Task
Scan the following material for the string "აქვს" and copy each line in which it appears.

Record extracts
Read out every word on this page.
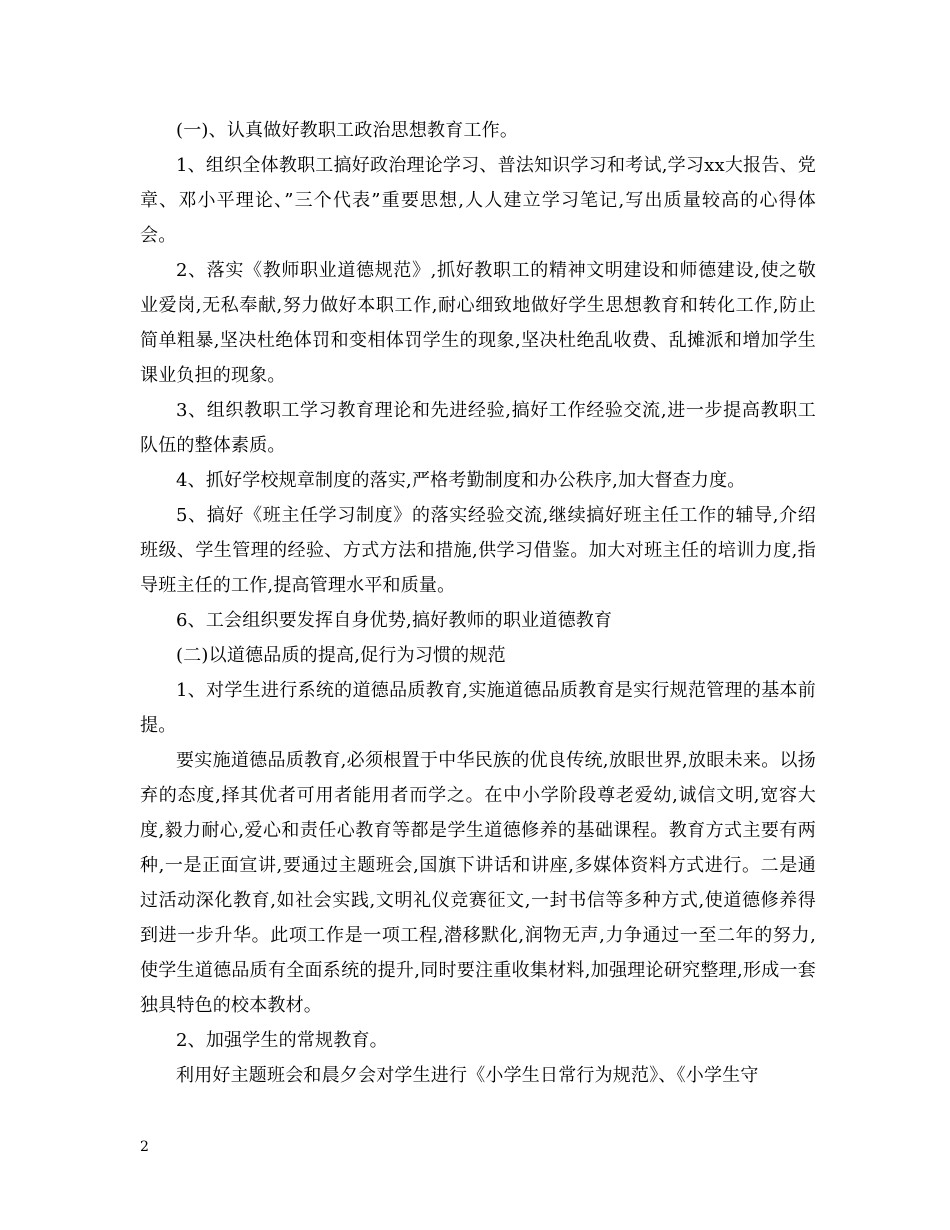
(一)、认真做好教职工政治思想教育工作。

1、组织全体教职工搞好政治理论学习、普法知识学习和考试,学习xx大报告、党章、邓小平理论、”三个代表”重要思想,人人建立学习笔记,写出质量较高的心得体会。

2、落实《教师职业道德规范》,抓好教职工的精神文明建设和师德建设,使之敬业爱岗,无私奉献,努力做好本职工作,耐心细致地做好学生思想教育和转化工作,防止简单粗暴,坚决杜绝体罚和变相体罚学生的现象,坚决杜绝乱收费、乱摊派和增加学生课业负担的现象。

3、组织教职工学习教育理论和先进经验,搞好工作经验交流,进一步提高教职工队伍的整体素质。

4、抓好学校规章制度的落实,严格考勤制度和办公秩序,加大督查力度。

5、搞好《班主任学习制度》的落实经验交流,继续搞好班主任工作的辅导,介绍班级、学生管理的经验、方式方法和措施,供学习借鉴。加大对班主任的培训力度,指导班主任的工作,提高管理水平和质量。

6、工会组织要发挥自身优势,搞好教师的职业道德教育

(二)以道德品质的提高,促行为习惯的规范

1、对学生进行系统的道德品质教育,实施道德品质教育是实行规范管理的基本前提。

要实施道德品质教育,必须根置于中华民族的优良传统,放眼世界,放眼未来。以扬弃的态度,择其优者可用者能用者而学之。在中小学阶段尊老爱幼,诚信文明,宽容大度,毅力耐心,爱心和责任心教育等都是学生道德修养的基础课程。教育方式主要有两种,一是正面宣讲,要通过主题班会,国旗下讲话和讲座,多媒体资料方式进行。二是通过活动深化教育,如社会实践,文明礼仪竞赛征文,一封书信等多种方式,使道德修养得到进一步升华。此项工作是一项工程,潜移默化,润物无声,力争通过一至二年的努力,使学生道德品质有全面系统的提升,同时要注重收集材料,加强理论研究整理,形成一套独具特色的校本教材。

2、加强学生的常规教育。

利用好主题班会和晨夕会对学生进行《小学生日常行为规范》、《小学生守

2
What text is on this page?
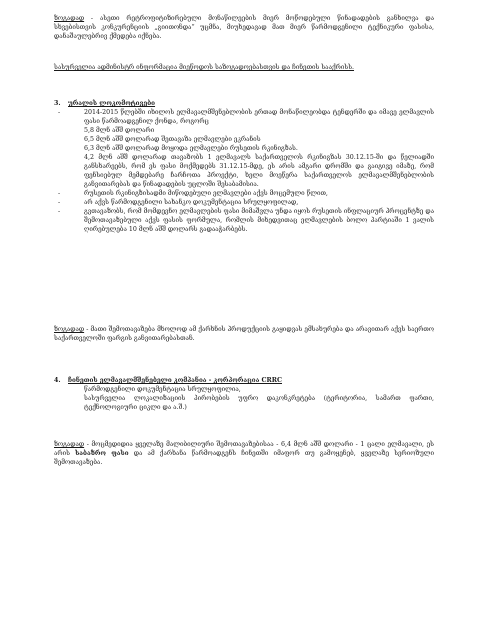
ზოგადად - ასეთი რეტროფიტიზირებული მონაწილეების მიერ მოწოდებული წინადადების განხილვა და სხვებისთვის კონკურენციის „გიითონდა“ უცმნა, მიუხედავად მათ მიერ წარმოდგენილი ტექნიკური ფასისა, დანაშაულებრივ ქმედება იქნება.

სასურველია ადმინისტრ ინფორმაცია მიეწოდოს საზოგადოებასთვის და ჩინეთის სააქრისს.

3. ურალის ლოკომოტივები
- 2014-2015 წლებში იხილოს ელმავალმშენებლობის ერთად მონაწილეობდა ტენდერში და იმავე ელმავლის ფასი წარმოადგენილ ქონდა, როგორც
5,8 მლნ აშშ დოლარი
6,5 მლნ აშშ დოლარად შეთავაზა ელმავლები ეკრანის
6,3 მლნ აშშ დოლარად მოყოდა ელმავლები რუსეთის რკინიგზას.

4,2 მლნ აშშ დოლარად თავაზობს 1 ელმავალს საქართველოს რკინიგზას 30.12.15-ში და წელიადში განსხარეებს, რომ ეს ფასი მოქმედებს 31.12.15-მდე, ეს არის ამგარი დრომში და გაიგივე იმაზე, რომ ფენსიებულ მემდებარე ჩარჩოთა პროექტი, ხელი მოეწერა საქართველოს ელმავალმშენებლობის განვითარებას და წინადადების უცლოში შესაბამისია.

- რუსეთის რკინიგზისადმი მიწოდებული ელმავლები აქვს მოცემული წლით,
- არ აქვს წარმოდგენილი სახანკო დოკუმენტაცია სრულყოფილად,
- გვთავაზობს, რომ მომდევნო ელმავლების ფასი მიმაშვლა უნდა იყოს რუსეთის ინფლაციურ პროცენტზე და შემოთავაზებული აქვს ფასის ფორმულა, რომლის მიხედვითაც ელმავლების ბოლო პარტიაში 1 ვალის ღირებულება 10 მლნ აშშ დოლარს გადააჭარბებს.

ზოგადად - მათი შემოთავაზება მხოლოდ ამ ქარხნის პროდუქციის გაყიდვას ემსახურება და არავითარ აქვს საერთო საქართველოში ფარგის განვითარებასთან.

4. ჩინეთის ელმავალმშენებელი კომპანია - კორპორაცია CRRC
წარმოდგენილი დოკუმენტაცია სრულყოფილია,
სასურველია ლოკალიზაციის პირობების უფრო დაკონკრეტება (ტერიტორია, სამართ ფართი, ტექნოლოგიური ციკლი და ა.შ.)

ზოგადად - მოცმედიდია ყველაზე მალიბილიური შემოთავაზებისაა - 6,4 მლნ აშშ დოლარი - 1 ცალი ელმავალი, ეს არის საბაზრო ფასი და ამ ქარხანა წარმოადგენს ჩინეთში იმაფორ თუ გამოყენებ, ყველაზე სერიოზული შემოთავაზება.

Answer to this exercise
- რუსეთის რკინიგზისადმი მიწოდებული ელმავლები აქვს მოცემული წლით,
- არ აქვს წარმოდგენილი სახანკო დოკუმენტაცია სრულყოფილად,
- გვთავაზობს, რომ მომდევნო ელმავლების ფასი მიმაშვლა უნდა იყოს რუსეთის ინფლაციურ პროცენტზე და შემოთავაზებული აქვს ფასის ფორმულა, რომლის მიხედვითაც ელმავლების ბოლო პარტიაში 1 ვალის ღირებულება 10 მლნ აშშ დოლარს გადააჭარბებს.
ზოგადად - მათი შემოთავაზება მხოლოდ ამ ქარხნის პროდუქციის გაყიდვას ემსახურება და არავითარ აქვს საერთო საქართველოში ფარგის განვითარებასთან.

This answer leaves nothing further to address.